* Task brief
In the data that follows, count every line holding the string "ylabel" and give the count alone.

* Available data
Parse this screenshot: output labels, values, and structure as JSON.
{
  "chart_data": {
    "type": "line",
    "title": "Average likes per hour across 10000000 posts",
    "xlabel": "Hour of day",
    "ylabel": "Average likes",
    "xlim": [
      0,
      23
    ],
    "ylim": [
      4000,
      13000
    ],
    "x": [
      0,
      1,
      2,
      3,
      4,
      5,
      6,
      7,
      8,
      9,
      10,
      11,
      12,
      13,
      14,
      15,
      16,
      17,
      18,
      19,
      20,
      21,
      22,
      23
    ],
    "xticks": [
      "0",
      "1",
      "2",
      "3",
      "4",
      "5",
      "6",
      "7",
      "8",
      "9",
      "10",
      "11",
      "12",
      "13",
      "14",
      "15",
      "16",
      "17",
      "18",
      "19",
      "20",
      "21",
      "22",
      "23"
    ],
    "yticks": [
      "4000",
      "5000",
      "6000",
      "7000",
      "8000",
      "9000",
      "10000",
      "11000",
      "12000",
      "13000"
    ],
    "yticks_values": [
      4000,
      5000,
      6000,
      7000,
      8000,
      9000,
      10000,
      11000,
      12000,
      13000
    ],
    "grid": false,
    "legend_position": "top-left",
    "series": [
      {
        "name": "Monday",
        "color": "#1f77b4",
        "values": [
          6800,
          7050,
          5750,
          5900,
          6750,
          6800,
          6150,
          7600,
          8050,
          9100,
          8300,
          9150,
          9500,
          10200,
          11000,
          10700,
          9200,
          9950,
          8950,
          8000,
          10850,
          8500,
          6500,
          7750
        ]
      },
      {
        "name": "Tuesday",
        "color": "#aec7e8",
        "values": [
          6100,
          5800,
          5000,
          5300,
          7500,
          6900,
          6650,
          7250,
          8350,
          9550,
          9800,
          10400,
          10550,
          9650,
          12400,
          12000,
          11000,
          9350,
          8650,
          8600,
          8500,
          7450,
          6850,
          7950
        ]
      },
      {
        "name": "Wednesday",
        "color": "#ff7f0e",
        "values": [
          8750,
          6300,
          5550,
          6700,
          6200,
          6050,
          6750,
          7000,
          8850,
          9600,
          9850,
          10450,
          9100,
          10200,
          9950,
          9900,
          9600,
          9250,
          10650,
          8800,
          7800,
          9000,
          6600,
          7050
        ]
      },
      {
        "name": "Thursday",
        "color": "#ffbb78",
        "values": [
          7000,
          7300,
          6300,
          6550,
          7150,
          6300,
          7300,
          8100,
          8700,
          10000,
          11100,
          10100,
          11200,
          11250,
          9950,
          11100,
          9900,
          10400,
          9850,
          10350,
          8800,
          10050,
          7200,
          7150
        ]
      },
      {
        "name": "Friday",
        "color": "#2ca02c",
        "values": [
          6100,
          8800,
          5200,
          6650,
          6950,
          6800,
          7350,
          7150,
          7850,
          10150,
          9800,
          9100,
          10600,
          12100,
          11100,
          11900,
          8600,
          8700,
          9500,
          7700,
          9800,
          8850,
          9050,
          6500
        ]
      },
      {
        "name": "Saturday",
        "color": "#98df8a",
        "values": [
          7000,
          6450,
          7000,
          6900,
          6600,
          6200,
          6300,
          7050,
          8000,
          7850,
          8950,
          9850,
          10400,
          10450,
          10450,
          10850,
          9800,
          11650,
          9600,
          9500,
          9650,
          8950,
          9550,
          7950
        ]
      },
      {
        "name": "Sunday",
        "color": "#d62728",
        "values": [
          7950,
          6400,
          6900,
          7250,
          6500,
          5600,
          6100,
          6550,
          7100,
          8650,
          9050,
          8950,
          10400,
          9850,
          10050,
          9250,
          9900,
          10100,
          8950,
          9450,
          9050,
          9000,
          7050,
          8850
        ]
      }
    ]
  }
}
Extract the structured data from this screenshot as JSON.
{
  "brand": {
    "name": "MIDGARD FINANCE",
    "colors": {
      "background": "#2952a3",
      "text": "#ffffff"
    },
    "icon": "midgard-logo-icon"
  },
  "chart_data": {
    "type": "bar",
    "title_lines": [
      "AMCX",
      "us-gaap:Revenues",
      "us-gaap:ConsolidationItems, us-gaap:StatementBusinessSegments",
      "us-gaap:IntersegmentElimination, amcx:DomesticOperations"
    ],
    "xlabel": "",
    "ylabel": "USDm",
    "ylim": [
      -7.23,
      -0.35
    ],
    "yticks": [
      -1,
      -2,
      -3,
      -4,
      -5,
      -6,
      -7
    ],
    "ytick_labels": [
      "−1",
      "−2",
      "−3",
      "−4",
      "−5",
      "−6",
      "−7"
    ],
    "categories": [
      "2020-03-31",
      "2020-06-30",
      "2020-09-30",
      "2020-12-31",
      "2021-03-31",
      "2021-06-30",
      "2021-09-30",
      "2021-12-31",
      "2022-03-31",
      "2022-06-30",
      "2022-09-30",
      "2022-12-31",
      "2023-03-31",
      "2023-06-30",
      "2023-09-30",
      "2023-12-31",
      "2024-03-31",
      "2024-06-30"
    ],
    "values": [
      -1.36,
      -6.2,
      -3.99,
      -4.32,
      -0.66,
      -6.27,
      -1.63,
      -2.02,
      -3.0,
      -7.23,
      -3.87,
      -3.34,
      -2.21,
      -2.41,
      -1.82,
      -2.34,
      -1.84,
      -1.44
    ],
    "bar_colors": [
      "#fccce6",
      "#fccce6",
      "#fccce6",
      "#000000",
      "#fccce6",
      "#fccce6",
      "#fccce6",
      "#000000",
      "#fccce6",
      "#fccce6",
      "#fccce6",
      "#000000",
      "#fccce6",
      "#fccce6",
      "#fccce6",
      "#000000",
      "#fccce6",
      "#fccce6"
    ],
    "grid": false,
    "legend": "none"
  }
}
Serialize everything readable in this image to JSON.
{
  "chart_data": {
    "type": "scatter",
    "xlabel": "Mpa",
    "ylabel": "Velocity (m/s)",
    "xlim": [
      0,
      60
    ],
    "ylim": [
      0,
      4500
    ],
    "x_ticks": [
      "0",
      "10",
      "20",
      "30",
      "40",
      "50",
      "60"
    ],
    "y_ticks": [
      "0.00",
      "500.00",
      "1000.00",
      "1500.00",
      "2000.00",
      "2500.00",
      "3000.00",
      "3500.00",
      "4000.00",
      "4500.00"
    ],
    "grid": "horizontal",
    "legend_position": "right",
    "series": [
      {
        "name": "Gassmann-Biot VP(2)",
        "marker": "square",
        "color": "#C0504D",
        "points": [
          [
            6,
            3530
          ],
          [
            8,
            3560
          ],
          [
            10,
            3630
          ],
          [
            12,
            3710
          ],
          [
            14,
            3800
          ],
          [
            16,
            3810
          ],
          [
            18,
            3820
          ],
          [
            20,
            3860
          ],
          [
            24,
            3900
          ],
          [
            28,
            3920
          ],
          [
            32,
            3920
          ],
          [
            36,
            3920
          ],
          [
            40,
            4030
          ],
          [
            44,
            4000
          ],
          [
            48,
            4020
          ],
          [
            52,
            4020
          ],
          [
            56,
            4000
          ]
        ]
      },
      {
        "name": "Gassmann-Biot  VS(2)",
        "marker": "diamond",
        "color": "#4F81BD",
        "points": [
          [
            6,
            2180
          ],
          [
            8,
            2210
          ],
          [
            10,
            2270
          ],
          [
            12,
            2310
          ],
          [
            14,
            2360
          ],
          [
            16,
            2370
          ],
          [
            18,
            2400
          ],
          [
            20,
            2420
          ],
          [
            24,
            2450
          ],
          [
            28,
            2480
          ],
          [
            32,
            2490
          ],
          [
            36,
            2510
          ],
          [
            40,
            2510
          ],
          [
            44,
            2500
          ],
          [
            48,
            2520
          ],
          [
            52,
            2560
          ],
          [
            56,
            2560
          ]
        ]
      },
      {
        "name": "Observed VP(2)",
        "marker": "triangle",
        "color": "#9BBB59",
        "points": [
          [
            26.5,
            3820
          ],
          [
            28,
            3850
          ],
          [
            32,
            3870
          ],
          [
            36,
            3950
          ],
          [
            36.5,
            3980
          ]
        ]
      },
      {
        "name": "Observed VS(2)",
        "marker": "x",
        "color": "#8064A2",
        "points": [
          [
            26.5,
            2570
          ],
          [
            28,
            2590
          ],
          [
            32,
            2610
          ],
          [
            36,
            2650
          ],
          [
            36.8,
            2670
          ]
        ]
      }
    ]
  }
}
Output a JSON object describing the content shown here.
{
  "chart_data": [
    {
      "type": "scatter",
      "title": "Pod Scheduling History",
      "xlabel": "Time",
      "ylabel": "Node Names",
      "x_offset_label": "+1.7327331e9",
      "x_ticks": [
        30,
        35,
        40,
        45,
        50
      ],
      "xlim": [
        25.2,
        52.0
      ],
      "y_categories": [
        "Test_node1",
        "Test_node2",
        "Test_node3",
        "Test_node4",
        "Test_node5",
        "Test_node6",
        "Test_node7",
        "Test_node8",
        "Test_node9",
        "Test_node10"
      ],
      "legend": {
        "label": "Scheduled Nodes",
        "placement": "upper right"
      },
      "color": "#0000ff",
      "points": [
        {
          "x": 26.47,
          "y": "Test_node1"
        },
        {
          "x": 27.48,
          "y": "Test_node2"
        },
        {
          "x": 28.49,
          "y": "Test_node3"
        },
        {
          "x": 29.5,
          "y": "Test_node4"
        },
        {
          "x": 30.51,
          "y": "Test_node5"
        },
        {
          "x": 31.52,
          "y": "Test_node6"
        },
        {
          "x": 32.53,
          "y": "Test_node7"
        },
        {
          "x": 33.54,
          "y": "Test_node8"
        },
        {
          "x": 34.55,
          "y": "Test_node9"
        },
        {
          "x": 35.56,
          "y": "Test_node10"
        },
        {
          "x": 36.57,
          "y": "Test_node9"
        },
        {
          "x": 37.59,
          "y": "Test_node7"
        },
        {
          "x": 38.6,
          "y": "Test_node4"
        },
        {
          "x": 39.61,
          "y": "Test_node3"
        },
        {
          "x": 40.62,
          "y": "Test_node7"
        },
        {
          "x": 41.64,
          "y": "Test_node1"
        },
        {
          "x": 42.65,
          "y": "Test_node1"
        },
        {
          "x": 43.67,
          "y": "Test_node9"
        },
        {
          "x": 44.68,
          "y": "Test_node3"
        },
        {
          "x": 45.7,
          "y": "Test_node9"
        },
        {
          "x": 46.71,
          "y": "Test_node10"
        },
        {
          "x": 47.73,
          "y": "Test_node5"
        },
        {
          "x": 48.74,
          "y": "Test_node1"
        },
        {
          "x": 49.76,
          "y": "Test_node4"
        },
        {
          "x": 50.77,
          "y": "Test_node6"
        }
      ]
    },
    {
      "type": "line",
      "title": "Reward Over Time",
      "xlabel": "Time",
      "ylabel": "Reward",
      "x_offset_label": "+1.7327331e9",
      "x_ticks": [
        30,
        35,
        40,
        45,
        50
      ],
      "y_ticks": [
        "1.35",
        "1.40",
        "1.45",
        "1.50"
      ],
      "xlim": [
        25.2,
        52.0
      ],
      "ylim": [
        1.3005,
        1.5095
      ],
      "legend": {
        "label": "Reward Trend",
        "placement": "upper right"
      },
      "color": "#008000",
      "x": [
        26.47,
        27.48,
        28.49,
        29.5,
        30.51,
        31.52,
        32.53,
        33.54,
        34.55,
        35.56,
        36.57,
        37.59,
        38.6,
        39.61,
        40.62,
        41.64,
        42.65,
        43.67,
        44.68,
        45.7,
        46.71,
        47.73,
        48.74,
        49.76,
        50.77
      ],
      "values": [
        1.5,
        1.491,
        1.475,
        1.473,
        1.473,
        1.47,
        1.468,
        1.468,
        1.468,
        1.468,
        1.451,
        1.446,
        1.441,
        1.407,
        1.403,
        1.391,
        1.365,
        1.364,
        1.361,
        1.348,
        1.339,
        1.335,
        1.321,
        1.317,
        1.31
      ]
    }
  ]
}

* Solution below
5